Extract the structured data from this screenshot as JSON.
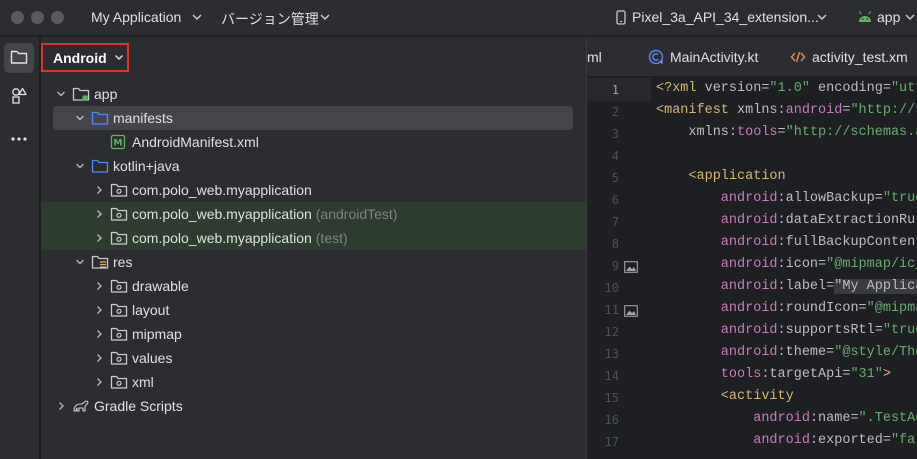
{
  "titlebar": {
    "project_name": "My Application",
    "vcs_label": "バージョン管理",
    "device": "Pixel_3a_API_34_extension...",
    "run_config": "app"
  },
  "project_panel": {
    "view_mode": "Android",
    "tree": [
      {
        "label": "app",
        "suffix": "",
        "indent": 0,
        "expanded": true,
        "icon": "module-folder-icon"
      },
      {
        "label": "manifests",
        "suffix": "",
        "indent": 1,
        "expanded": true,
        "icon": "folder-icon",
        "selected": true
      },
      {
        "label": "AndroidManifest.xml",
        "suffix": "",
        "indent": 2,
        "icon": "manifest-file-icon"
      },
      {
        "label": "kotlin+java",
        "suffix": "",
        "indent": 1,
        "expanded": true,
        "icon": "folder-icon"
      },
      {
        "label": "com.polo_web.myapplication",
        "suffix": "",
        "indent": 2,
        "expanded": false,
        "icon": "package-icon"
      },
      {
        "label": "com.polo_web.myapplication",
        "suffix": "(androidTest)",
        "indent": 2,
        "expanded": false,
        "icon": "package-icon",
        "test": true
      },
      {
        "label": "com.polo_web.myapplication",
        "suffix": "(test)",
        "indent": 2,
        "expanded": false,
        "icon": "package-icon",
        "test": true
      },
      {
        "label": "res",
        "suffix": "",
        "indent": 1,
        "expanded": true,
        "icon": "resource-folder-icon"
      },
      {
        "label": "drawable",
        "suffix": "",
        "indent": 2,
        "expanded": false,
        "icon": "package-icon"
      },
      {
        "label": "layout",
        "suffix": "",
        "indent": 2,
        "expanded": false,
        "icon": "package-icon"
      },
      {
        "label": "mipmap",
        "suffix": "",
        "indent": 2,
        "expanded": false,
        "icon": "package-icon"
      },
      {
        "label": "values",
        "suffix": "",
        "indent": 2,
        "expanded": false,
        "icon": "package-icon"
      },
      {
        "label": "xml",
        "suffix": "",
        "indent": 2,
        "expanded": false,
        "icon": "package-icon"
      },
      {
        "label": "Gradle Scripts",
        "suffix": "",
        "indent": 0,
        "expanded": false,
        "icon": "gradle-icon"
      }
    ]
  },
  "editor": {
    "tabs": [
      {
        "label": "ml",
        "icon": ""
      },
      {
        "label": "MainActivity.kt",
        "icon": "kotlin-class-icon"
      },
      {
        "label": "activity_test.xm",
        "icon": "xml-file-icon"
      }
    ],
    "current_line": "1",
    "lines": [
      {
        "n": "1",
        "tokens": [
          [
            "t",
            "<?xml "
          ],
          [
            "a",
            "version="
          ],
          [
            "s",
            "\"1.0\""
          ],
          [
            "a",
            " encoding="
          ],
          [
            "s",
            "\"utf"
          ]
        ]
      },
      {
        "n": "2",
        "tokens": [
          [
            "t",
            "<manifest "
          ],
          [
            "a",
            "xmlns:"
          ],
          [
            "n",
            "android"
          ],
          [
            "a",
            "="
          ],
          [
            "s",
            "\"http://s"
          ]
        ]
      },
      {
        "n": "3",
        "tokens": [
          [
            "a",
            "    xmlns:"
          ],
          [
            "n",
            "tools"
          ],
          [
            "a",
            "="
          ],
          [
            "s",
            "\"http://schemas.a"
          ]
        ]
      },
      {
        "n": "4",
        "tokens": []
      },
      {
        "n": "5",
        "tokens": [
          [
            "t",
            "    <application"
          ]
        ]
      },
      {
        "n": "6",
        "tokens": [
          [
            "n",
            "        android"
          ],
          [
            "a",
            ":allowBackup="
          ],
          [
            "s",
            "\"true"
          ]
        ]
      },
      {
        "n": "7",
        "tokens": [
          [
            "n",
            "        android"
          ],
          [
            "a",
            ":dataExtractionRul"
          ]
        ]
      },
      {
        "n": "8",
        "tokens": [
          [
            "n",
            "        android"
          ],
          [
            "a",
            ":fullBackupContent"
          ]
        ]
      },
      {
        "n": "9",
        "tokens": [
          [
            "n",
            "        android"
          ],
          [
            "a",
            ":icon="
          ],
          [
            "s",
            "\"@mipmap/ic_"
          ]
        ],
        "gutter_icon": true
      },
      {
        "n": "10",
        "tokens": [
          [
            "n",
            "        android"
          ],
          [
            "a",
            ":label="
          ],
          [
            "h",
            "\"My Applica"
          ]
        ]
      },
      {
        "n": "11",
        "tokens": [
          [
            "n",
            "        android"
          ],
          [
            "a",
            ":roundIcon="
          ],
          [
            "s",
            "\"@mipma"
          ]
        ],
        "gutter_icon": true
      },
      {
        "n": "12",
        "tokens": [
          [
            "n",
            "        android"
          ],
          [
            "a",
            ":supportsRtl="
          ],
          [
            "s",
            "\"true"
          ]
        ]
      },
      {
        "n": "13",
        "tokens": [
          [
            "n",
            "        android"
          ],
          [
            "a",
            ":theme="
          ],
          [
            "s",
            "\"@style/The"
          ]
        ]
      },
      {
        "n": "14",
        "tokens": [
          [
            "n",
            "        tools"
          ],
          [
            "a",
            ":targetApi="
          ],
          [
            "s",
            "\"31\""
          ],
          [
            "t",
            ">"
          ]
        ]
      },
      {
        "n": "15",
        "tokens": [
          [
            "t",
            "        <activity"
          ]
        ]
      },
      {
        "n": "16",
        "tokens": [
          [
            "n",
            "            android"
          ],
          [
            "a",
            ":name="
          ],
          [
            "s",
            "\".TestAc"
          ]
        ]
      },
      {
        "n": "17",
        "tokens": [
          [
            "n",
            "            android"
          ],
          [
            "a",
            ":exported="
          ],
          [
            "s",
            "\"fal"
          ]
        ]
      }
    ]
  }
}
• • • • • • •
WHAT TO WORK ON: Word for word, quote the full listing, omitting every picture.

RESPONSE TO THIS EXERCISE:
Extract the structured data from this screenshot as JSON.
{
  "titlebar": {
    "project_name": "My Application",
    "vcs_label": "バージョン管理",
    "device": "Pixel_3a_API_34_extension...",
    "run_config": "app"
  },
  "project_panel": {
    "view_mode": "Android",
    "tree": [
      {
        "label": "app",
        "suffix": "",
        "indent": 0,
        "expanded": true,
        "icon": "module-folder-icon"
      },
      {
        "label": "manifests",
        "suffix": "",
        "indent": 1,
        "expanded": true,
        "icon": "folder-icon",
        "selected": true
      },
      {
        "label": "AndroidManifest.xml",
        "suffix": "",
        "indent": 2,
        "icon": "manifest-file-icon"
      },
      {
        "label": "kotlin+java",
        "suffix": "",
        "indent": 1,
        "expanded": true,
        "icon": "folder-icon"
      },
      {
        "label": "com.polo_web.myapplication",
        "suffix": "",
        "indent": 2,
        "expanded": false,
        "icon": "package-icon"
      },
      {
        "label": "com.polo_web.myapplication",
        "suffix": "(androidTest)",
        "indent": 2,
        "expanded": false,
        "icon": "package-icon",
        "test": true
      },
      {
        "label": "com.polo_web.myapplication",
        "suffix": "(test)",
        "indent": 2,
        "expanded": false,
        "icon": "package-icon",
        "test": true
      },
      {
        "label": "res",
        "suffix": "",
        "indent": 1,
        "expanded": true,
        "icon": "resource-folder-icon"
      },
      {
        "label": "drawable",
        "suffix": "",
        "indent": 2,
        "expanded": false,
        "icon": "package-icon"
      },
      {
        "label": "layout",
        "suffix": "",
        "indent": 2,
        "expanded": false,
        "icon": "package-icon"
      },
      {
        "label": "mipmap",
        "suffix": "",
        "indent": 2,
        "expanded": false,
        "icon": "package-icon"
      },
      {
        "label": "values",
        "suffix": "",
        "indent": 2,
        "expanded": false,
        "icon": "package-icon"
      },
      {
        "label": "xml",
        "suffix": "",
        "indent": 2,
        "expanded": false,
        "icon": "package-icon"
      },
      {
        "label": "Gradle Scripts",
        "suffix": "",
        "indent": 0,
        "expanded": false,
        "icon": "gradle-icon"
      }
    ]
  },
  "editor": {
    "tabs": [
      {
        "label": "ml",
        "icon": ""
      },
      {
        "label": "MainActivity.kt",
        "icon": "kotlin-class-icon"
      },
      {
        "label": "activity_test.xm",
        "icon": "xml-file-icon"
      }
    ],
    "current_line": "1",
    "lines": [
      {
        "n": "1",
        "tokens": [
          [
            "t",
            "<?xml "
          ],
          [
            "a",
            "version="
          ],
          [
            "s",
            "\"1.0\""
          ],
          [
            "a",
            " encoding="
          ],
          [
            "s",
            "\"utf"
          ]
        ]
      },
      {
        "n": "2",
        "tokens": [
          [
            "t",
            "<manifest "
          ],
          [
            "a",
            "xmlns:"
          ],
          [
            "n",
            "android"
          ],
          [
            "a",
            "="
          ],
          [
            "s",
            "\"http://s"
          ]
        ]
      },
      {
        "n": "3",
        "tokens": [
          [
            "a",
            "    xmlns:"
          ],
          [
            "n",
            "tools"
          ],
          [
            "a",
            "="
          ],
          [
            "s",
            "\"http://schemas.a"
          ]
        ]
      },
      {
        "n": "4",
        "tokens": []
      },
      {
        "n": "5",
        "tokens": [
          [
            "t",
            "    <application"
          ]
        ]
      },
      {
        "n": "6",
        "tokens": [
          [
            "n",
            "        android"
          ],
          [
            "a",
            ":allowBackup="
          ],
          [
            "s",
            "\"true"
          ]
        ]
      },
      {
        "n": "7",
        "tokens": [
          [
            "n",
            "        android"
          ],
          [
            "a",
            ":dataExtractionRul"
          ]
        ]
      },
      {
        "n": "8",
        "tokens": [
          [
            "n",
            "        android"
          ],
          [
            "a",
            ":fullBackupContent"
          ]
        ]
      },
      {
        "n": "9",
        "tokens": [
          [
            "n",
            "        android"
          ],
          [
            "a",
            ":icon="
          ],
          [
            "s",
            "\"@mipmap/ic_"
          ]
        ],
        "gutter_icon": true
      },
      {
        "n": "10",
        "tokens": [
          [
            "n",
            "        android"
          ],
          [
            "a",
            ":label="
          ],
          [
            "h",
            "\"My Applica"
          ]
        ]
      },
      {
        "n": "11",
        "tokens": [
          [
            "n",
            "        android"
          ],
          [
            "a",
            ":roundIcon="
          ],
          [
            "s",
            "\"@mipma"
          ]
        ],
        "gutter_icon": true
      },
      {
        "n": "12",
        "tokens": [
          [
            "n",
            "        android"
          ],
          [
            "a",
            ":supportsRtl="
          ],
          [
            "s",
            "\"true"
          ]
        ]
      },
      {
        "n": "13",
        "tokens": [
          [
            "n",
            "        android"
          ],
          [
            "a",
            ":theme="
          ],
          [
            "s",
            "\"@style/The"
          ]
        ]
      },
      {
        "n": "14",
        "tokens": [
          [
            "n",
            "        tools"
          ],
          [
            "a",
            ":targetApi="
          ],
          [
            "s",
            "\"31\""
          ],
          [
            "t",
            ">"
          ]
        ]
      },
      {
        "n": "15",
        "tokens": [
          [
            "t",
            "        <activity"
          ]
        ]
      },
      {
        "n": "16",
        "tokens": [
          [
            "n",
            "            android"
          ],
          [
            "a",
            ":name="
          ],
          [
            "s",
            "\".TestAc"
          ]
        ]
      },
      {
        "n": "17",
        "tokens": [
          [
            "n",
            "            android"
          ],
          [
            "a",
            ":exported="
          ],
          [
            "s",
            "\"fal"
          ]
        ]
      }
    ]
  }
}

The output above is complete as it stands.